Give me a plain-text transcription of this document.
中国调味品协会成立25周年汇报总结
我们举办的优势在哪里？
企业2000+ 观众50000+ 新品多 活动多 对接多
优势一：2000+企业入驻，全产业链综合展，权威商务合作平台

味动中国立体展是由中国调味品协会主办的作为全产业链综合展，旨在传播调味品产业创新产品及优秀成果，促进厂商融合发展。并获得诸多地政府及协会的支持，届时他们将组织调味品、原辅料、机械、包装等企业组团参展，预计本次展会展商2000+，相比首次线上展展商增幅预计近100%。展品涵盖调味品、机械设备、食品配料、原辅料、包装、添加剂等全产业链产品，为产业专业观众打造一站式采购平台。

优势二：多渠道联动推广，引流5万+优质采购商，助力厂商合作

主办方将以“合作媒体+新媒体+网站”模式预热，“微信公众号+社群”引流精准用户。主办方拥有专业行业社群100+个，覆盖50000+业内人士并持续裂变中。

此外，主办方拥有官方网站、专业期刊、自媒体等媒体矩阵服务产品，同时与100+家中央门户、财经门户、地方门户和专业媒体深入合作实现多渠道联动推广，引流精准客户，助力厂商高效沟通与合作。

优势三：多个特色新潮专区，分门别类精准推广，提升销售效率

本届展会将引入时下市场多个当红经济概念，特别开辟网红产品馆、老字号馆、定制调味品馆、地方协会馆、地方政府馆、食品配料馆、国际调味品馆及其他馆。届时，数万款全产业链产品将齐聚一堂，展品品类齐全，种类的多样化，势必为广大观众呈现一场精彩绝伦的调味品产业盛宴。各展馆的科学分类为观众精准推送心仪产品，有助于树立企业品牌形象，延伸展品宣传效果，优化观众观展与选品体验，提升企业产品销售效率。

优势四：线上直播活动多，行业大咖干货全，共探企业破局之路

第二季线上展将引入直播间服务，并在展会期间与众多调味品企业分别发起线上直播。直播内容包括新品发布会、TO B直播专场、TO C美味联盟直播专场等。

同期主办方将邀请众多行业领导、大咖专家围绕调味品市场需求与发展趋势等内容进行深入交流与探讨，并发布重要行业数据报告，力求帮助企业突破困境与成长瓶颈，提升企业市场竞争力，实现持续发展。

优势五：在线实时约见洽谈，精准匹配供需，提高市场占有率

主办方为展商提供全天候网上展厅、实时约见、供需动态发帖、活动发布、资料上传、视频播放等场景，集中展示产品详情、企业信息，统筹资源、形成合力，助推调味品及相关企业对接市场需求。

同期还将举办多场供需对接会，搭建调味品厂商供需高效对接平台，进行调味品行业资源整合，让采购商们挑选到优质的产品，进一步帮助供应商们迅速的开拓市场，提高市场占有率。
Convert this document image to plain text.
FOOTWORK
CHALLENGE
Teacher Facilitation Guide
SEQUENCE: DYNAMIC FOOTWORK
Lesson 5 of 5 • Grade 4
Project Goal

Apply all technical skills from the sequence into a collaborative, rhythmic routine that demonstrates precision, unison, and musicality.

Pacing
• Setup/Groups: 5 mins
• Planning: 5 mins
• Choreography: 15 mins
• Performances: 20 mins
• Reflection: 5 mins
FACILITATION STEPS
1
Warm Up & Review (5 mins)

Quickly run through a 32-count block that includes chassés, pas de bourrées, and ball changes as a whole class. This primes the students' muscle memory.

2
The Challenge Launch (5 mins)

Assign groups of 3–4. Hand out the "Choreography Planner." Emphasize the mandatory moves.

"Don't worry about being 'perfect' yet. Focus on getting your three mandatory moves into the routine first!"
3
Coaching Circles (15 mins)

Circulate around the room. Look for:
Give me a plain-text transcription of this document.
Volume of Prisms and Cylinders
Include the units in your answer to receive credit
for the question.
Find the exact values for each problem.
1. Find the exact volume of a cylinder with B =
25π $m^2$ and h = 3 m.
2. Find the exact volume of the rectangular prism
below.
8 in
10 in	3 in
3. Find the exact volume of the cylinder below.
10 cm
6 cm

What the task asks: Print all of the data exactly as it was given.

Result below:
Give me a plain-text transcription of this document.
中国调味品协会成立25周年汇报总结
我们举办的优势在哪里？
企业2000+ 观众50000+ 新品多 活动多 对接多
优势一：2000+企业入驻，全产业链综合展，权威商务合作平台

味动中国立体展是由中国调味品协会主办的作为全产业链综合展，旨在传播调味品产业创新产品及优秀成果，促进厂商融合发展。并获得诸多地政府及协会的支持，届时他们将组织调味品、原辅料、机械、包装等企业组团参展，预计本次展会展商2000+，相比首次线上展展商增幅预计近100%。展品涵盖调味品、机械设备、食品配料、原辅料、包装、添加剂等全产业链产品，为产业专业观众打造一站式采购平台。

优势二：多渠道联动推广，引流5万+优质采购商，助力厂商合作

主办方将以“合作媒体+新媒体+网站”模式预热，“微信公众号+社群”引流精准用户。主办方拥有专业行业社群100+个，覆盖50000+业内人士并持续裂变中。

此外，主办方拥有官方网站、专业期刊、自媒体等媒体矩阵服务产品，同时与100+家中央门户、财经门户、地方门户和专业媒体深入合作实现多渠道联动推广，引流精准客户，助力厂商高效沟通与合作。

优势三：多个特色新潮专区，分门别类精准推广，提升销售效率

本届展会将引入时下市场多个当红经济概念，特别开辟网红产品馆、老字号馆、定制调味品馆、地方协会馆、地方政府馆、食品配料馆、国际调味品馆及其他馆。届时，数万款全产业链产品将齐聚一堂，展品品类齐全，种类的多样化，势必为广大观众呈现一场精彩绝伦的调味品产业盛宴。各展馆的科学分类为观众精准推送心仪产品，有助于树立企业品牌形象，延伸展品宣传效果，优化观众观展与选品体验，提升企业产品销售效率。

优势四：线上直播活动多，行业大咖干货全，共探企业破局之路

第二季线上展将引入直播间服务，并在展会期间与众多调味品企业分别发起线上直播。直播内容包括新品发布会、TO B直播专场、TO C美味联盟直播专场等。

同期主办方将邀请众多行业领导、大咖专家围绕调味品市场需求与发展趋势等内容进行深入交流与探讨，并发布重要行业数据报告，力求帮助企业突破困境与成长瓶颈，提升企业市场竞争力，实现持续发展。

优势五：在线实时约见洽谈，精准匹配供需，提高市场占有率

主办方为展商提供全天候网上展厅、实时约见、供需动态发帖、活动发布、资料上传、视频播放等场景，集中展示产品详情、企业信息，统筹资源、形成合力，助推调味品及相关企业对接市场需求。

同期还将举办多场供需对接会，搭建调味品厂商供需高效对接平台，进行调味品行业资源整合，让采购商们挑选到优质的产品，进一步帮助供应商们迅速的开拓市场，提高市场占有率。
Convert this document image to plain text.
FOOTWORK
CHALLENGE
Teacher Facilitation Guide
SEQUENCE: DYNAMIC FOOTWORK
Lesson 5 of 5 • Grade 4
Project Goal

Apply all technical skills from the sequence into a collaborative, rhythmic routine that demonstrates precision, unison, and musicality.

Pacing
• Setup/Groups: 5 mins
• Planning: 5 mins
• Choreography: 15 mins
• Performances: 20 mins
• Reflection: 5 mins
FACILITATION STEPS
1
Warm Up & Review (5 mins)

Quickly run through a 32-count block that includes chassés, pas de bourrées, and ball changes as a whole class. This primes the students' muscle memory.

2
The Challenge Launch (5 mins)

Assign groups of 3–4. Hand out the "Choreography Planner." Emphasize the mandatory moves.

"Don't worry about being 'perfect' yet. Focus on getting your three mandatory moves into the routine first!"
3
Coaching Circles (15 mins)

Circulate around the room. Look for:
Give me a plain-text transcription of this document.
Volume of Prisms and Cylinders
Include the units in your answer to receive credit
for the question.
Find the exact values for each problem.
1. Find the exact volume of a cylinder with B =
25π $m^2$ and h = 3 m.
2. Find the exact volume of the rectangular prism
below.
8 in
10 in	3 in
3. Find the exact volume of the cylinder below.
10 cm
6 cm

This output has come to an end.